AVAILABLE DATA —
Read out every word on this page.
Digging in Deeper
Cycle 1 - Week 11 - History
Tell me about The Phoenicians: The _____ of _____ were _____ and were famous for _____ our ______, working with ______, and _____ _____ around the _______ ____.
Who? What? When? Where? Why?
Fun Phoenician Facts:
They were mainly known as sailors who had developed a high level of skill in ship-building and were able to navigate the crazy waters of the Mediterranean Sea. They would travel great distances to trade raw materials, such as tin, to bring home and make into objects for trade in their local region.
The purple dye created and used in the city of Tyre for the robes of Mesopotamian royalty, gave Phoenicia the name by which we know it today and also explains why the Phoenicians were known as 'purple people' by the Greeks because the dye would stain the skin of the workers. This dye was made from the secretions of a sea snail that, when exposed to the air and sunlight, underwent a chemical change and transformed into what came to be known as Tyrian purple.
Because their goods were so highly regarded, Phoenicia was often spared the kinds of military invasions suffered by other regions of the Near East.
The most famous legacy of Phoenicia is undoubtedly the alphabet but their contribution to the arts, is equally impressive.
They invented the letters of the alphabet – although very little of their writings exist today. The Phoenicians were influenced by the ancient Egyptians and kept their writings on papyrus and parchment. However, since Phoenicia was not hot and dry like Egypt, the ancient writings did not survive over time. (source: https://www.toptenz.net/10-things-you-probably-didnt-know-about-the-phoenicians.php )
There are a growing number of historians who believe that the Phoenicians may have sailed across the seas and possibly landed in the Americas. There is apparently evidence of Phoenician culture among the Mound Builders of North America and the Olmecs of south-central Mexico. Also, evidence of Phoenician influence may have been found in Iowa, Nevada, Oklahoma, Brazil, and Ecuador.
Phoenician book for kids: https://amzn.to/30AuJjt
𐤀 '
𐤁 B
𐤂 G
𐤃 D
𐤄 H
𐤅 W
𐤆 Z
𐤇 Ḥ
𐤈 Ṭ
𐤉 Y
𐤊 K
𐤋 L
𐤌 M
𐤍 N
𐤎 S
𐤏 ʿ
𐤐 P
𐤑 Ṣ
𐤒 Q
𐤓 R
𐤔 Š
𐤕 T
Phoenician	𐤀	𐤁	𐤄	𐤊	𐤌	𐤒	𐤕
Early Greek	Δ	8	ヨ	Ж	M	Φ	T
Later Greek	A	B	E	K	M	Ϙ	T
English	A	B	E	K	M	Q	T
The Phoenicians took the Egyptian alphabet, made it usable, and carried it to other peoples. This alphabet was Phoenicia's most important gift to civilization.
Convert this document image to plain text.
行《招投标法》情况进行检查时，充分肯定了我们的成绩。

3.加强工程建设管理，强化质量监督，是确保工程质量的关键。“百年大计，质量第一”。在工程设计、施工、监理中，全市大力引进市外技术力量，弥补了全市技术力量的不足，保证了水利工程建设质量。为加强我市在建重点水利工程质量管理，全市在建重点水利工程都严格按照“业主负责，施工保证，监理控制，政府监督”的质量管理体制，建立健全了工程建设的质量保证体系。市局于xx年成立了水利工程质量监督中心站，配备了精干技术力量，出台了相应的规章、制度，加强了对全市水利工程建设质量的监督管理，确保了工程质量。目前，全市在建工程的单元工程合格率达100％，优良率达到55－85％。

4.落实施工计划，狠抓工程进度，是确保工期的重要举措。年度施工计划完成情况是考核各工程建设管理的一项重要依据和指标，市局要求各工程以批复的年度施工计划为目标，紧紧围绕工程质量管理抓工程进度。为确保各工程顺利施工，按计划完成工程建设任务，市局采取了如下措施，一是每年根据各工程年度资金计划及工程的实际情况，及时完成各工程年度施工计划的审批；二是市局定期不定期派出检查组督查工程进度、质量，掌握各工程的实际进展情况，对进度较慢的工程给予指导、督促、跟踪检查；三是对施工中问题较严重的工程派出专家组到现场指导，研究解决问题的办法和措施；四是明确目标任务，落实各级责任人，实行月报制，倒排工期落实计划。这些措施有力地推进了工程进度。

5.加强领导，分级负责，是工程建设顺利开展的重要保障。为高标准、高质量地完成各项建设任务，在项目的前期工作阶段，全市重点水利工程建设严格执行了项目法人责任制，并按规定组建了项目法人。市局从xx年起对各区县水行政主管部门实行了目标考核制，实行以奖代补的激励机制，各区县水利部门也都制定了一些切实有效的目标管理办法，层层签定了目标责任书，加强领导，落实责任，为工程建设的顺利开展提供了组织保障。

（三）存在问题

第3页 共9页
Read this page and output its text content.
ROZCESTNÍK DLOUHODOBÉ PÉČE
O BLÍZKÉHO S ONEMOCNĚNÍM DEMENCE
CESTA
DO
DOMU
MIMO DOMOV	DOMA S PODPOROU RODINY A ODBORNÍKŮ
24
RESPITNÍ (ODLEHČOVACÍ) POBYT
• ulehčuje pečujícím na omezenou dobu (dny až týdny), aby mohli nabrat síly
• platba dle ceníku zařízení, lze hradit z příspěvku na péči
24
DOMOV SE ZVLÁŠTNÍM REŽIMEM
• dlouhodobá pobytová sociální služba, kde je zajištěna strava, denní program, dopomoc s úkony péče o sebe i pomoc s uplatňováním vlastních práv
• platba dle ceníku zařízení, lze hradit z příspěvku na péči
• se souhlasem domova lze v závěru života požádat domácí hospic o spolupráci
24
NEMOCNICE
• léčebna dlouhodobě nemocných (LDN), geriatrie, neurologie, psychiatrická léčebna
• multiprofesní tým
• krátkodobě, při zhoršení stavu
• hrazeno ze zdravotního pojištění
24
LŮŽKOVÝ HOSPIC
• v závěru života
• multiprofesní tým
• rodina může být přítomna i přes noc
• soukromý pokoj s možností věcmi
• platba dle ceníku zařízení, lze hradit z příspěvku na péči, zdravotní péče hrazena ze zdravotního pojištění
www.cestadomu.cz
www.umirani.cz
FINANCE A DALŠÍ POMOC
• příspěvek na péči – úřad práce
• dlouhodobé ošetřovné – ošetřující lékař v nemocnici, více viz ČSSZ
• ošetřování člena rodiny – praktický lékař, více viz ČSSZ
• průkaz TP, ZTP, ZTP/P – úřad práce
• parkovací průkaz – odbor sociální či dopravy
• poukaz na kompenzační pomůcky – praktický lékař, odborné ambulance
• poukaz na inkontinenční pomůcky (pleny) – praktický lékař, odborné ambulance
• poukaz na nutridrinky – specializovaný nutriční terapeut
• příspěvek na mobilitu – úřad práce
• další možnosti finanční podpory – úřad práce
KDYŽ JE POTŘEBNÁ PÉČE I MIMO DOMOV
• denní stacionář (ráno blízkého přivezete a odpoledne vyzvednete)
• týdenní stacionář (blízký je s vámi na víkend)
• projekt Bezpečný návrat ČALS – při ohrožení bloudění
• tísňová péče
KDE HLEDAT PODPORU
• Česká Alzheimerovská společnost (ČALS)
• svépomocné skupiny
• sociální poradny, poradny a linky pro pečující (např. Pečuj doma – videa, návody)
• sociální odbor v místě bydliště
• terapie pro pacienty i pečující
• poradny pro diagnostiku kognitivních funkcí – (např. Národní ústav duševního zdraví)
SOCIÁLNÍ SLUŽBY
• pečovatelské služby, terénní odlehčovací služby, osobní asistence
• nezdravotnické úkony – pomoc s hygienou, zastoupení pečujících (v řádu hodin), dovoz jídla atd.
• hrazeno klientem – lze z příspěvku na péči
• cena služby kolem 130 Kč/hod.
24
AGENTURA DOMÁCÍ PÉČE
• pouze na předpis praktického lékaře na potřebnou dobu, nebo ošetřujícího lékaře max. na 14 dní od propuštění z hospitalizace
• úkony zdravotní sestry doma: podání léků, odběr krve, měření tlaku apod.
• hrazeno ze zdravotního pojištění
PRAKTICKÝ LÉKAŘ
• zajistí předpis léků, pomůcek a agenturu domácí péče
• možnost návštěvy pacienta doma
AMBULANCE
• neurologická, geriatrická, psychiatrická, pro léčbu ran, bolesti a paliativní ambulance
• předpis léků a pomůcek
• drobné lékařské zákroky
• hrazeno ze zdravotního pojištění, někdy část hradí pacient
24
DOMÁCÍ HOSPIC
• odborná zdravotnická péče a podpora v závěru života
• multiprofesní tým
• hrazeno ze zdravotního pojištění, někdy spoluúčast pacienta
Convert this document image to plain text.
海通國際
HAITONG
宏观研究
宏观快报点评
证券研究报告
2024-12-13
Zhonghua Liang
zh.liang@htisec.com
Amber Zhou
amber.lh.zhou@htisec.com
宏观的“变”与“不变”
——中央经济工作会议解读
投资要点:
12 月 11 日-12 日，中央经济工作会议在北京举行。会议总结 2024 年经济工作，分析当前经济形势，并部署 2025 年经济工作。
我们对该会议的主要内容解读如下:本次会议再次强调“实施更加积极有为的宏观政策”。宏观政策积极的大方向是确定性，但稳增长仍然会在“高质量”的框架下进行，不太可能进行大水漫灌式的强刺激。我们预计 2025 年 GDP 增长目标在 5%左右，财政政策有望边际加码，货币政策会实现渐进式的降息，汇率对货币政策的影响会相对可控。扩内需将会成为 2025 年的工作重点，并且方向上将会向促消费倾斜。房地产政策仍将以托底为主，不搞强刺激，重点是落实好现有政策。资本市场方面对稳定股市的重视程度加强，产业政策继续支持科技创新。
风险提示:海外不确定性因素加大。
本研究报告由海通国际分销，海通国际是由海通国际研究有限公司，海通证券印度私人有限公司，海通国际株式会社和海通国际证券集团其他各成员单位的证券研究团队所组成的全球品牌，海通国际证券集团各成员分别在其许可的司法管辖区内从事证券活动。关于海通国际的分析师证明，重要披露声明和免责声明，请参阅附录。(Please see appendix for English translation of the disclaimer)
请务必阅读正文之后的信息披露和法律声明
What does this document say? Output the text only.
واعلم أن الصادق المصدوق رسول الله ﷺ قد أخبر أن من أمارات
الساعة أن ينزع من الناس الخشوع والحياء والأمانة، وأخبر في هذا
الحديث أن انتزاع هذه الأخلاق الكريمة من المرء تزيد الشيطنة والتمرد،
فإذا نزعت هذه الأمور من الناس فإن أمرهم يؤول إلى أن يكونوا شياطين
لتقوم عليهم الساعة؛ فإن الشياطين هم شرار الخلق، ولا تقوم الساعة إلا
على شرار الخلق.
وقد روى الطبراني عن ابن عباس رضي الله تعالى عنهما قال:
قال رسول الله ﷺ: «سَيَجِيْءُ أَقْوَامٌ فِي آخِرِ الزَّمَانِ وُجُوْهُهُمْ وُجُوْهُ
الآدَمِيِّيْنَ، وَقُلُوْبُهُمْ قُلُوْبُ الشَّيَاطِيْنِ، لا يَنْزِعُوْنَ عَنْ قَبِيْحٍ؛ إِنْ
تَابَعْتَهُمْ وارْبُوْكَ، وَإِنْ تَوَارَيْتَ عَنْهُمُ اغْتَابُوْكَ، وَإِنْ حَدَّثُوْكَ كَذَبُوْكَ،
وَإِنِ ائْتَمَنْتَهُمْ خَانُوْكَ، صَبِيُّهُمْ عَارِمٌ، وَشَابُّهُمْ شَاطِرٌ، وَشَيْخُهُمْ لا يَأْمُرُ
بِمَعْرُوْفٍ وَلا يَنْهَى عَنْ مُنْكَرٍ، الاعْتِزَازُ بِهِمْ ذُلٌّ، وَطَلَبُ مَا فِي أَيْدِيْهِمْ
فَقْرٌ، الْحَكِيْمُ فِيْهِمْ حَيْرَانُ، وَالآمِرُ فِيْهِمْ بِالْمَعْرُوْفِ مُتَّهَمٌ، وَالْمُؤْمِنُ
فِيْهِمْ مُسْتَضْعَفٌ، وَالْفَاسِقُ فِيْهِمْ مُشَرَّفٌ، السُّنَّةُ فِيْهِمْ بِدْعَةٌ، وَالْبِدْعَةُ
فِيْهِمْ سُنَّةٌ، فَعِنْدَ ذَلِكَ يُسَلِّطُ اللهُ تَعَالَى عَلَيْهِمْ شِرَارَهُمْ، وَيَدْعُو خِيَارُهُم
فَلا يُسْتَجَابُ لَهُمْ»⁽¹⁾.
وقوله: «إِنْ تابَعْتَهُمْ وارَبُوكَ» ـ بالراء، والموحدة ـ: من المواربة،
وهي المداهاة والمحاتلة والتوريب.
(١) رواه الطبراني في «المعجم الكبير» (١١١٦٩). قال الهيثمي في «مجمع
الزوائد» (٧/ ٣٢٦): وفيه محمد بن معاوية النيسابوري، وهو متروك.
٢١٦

YOUR INSTRUCTIONS — Scan the records above for the string "závěru", then select every line that holds it.

EXERCISE OUTPUT —
• se souhlasem domova lze v závěru života požádat domácí hospic o spolupráci
• v závěru života
• odborná zdravotnická péče a podpora v závěru života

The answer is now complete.